**Extract**
>>>>

I guess that others are familiar with them and say they are legitimate. I am not familiar with them but have a hard time getting past their claim of teaching authentic Shaolin kung fu when nothing seems authentic. I believe that you do what you claim. If he does some combination of many MAs he should advertise that way, not use the Shaolin name to draw business. This does not detract from his skill, but possibly his ethics.
Not trying to offend anyone, it's just the way I feel about it.
Regards, Don


----------



## Jin Gang (Feb 18, 2009)

I agree, I wish they wouldn't call it "authentic shaolin".  But remember, it isn't the individual running the school who invented that story, it's passed down from the founder.  If you want to teach his system and get him to promote your students, you need to tell his story.  He says he's the "grandmaster of shaolin", so that's what they say, too.  In his world, he is the grandmaster...it's just the shaolin he's talking about isn't the same shaolin that everyone else is thinking of *lol*.  He calls his system "shaolin", and he is the grandmaster of it.  It's not the same as the shaolin temple.  I'm told there's a lot of that sort of thing going on in Indonesian martial arts.

<<<<

**Task to carry out**
Can you resume the forum thread on schools that claim to teach authentic Shaolin kung fu, picking up after its last sentence? The listing has nothing to do with what you are asked to do here.

**Material provided**
>>>>

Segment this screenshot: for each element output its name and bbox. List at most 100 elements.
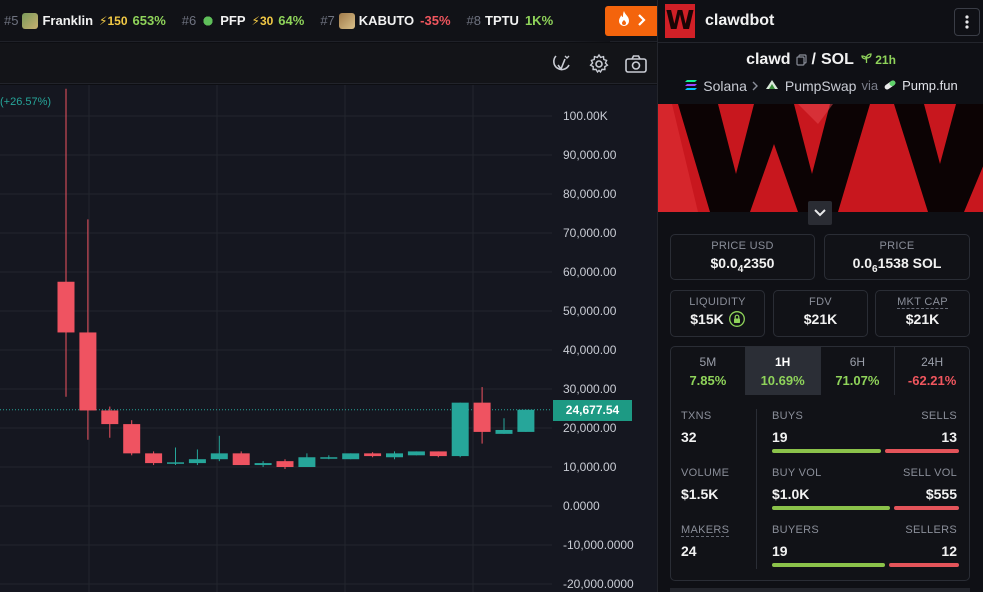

<<<<

**Written answer**
  I agree, that part I never liked either.  It's part of the reason I didn't stay with them (I could have kept with it and maybe even become an instructor in the system).  The material is real, Jiang Rong Qiao's classical bagua form, Chen Man Ching's 37 posture Yang form, 24 posture simplified tai chi, 4 roads of Hua fist.  Basic long fist is the foundation, with 30 rows or "short forms" a bit like tan tui.  Some of the forms are unique and really aren't found anywhere else (that I know of), like the black tiger and bird forms (which have a southern shaolin sort of feel).  The weapons are traditional (except for nunchaku).  The basic staff form is one invented either by the founder or his teacher, after that they have a few more traditional ones.  There's spear, dao, jian, and guan dao which all have quite good forms.  
  In Indonesia they call it "kuntao", it's Chinese martial arts passed down in immigrant communities, where all sorts of styles get taught and mixed together into a new style.


----------



## clfsean (Feb 18, 2009)

Eh... it is what it is.

If you're looking for something for a good physical workout, some self defense, cheap prices... you've got the right spot. Mind you though... you won't be learning a TCMA. It really should be called a family style at this point. There are components of TCMA in it. However it has been changed (who knows... not going there) to the point of not being the proper training methods for what's being taught. Rather the methods that bind the whole system together are used for everything.

If you're looking for a traditional CMA that has all of the above & more, you're barking up the wrong tree.

If you want a TCMA in the NY/NJ area there are plenty to choose from.


----------



## jim777 (Feb 18, 2009)

clfsean said:


> Eh... it is what it is.
> 
> <snipped a bit>
> 
> ...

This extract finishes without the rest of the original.